WHAT TO PRODUCE:
Check each line of the listing below for the word "Угловые" and say how many lines have it. Nothing else should be written.

__________

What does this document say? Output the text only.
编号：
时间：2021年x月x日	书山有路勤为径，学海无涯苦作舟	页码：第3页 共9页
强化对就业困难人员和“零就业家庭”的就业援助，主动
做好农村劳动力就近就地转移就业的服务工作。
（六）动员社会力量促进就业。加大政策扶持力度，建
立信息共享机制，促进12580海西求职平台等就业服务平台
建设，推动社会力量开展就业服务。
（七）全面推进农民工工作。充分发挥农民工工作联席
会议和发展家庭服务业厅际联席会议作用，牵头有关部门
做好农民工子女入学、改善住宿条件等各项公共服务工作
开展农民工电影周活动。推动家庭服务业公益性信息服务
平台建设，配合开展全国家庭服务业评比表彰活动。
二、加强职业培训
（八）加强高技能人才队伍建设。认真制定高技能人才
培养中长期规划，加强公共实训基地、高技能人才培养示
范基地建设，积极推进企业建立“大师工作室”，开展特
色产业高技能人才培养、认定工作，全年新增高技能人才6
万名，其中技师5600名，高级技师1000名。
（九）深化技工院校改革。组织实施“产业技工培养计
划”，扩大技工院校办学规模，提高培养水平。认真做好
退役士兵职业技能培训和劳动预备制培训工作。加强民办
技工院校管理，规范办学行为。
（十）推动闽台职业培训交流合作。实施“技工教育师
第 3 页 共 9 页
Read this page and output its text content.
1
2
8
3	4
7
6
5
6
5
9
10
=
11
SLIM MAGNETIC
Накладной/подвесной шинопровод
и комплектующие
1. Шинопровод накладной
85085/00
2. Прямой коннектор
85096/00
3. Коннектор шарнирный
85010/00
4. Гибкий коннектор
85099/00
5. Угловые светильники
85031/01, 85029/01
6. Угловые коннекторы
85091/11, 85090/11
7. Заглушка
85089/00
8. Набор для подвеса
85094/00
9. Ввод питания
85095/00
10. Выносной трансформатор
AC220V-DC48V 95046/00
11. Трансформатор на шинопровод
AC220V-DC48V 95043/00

__________

FULL ANSWER:
2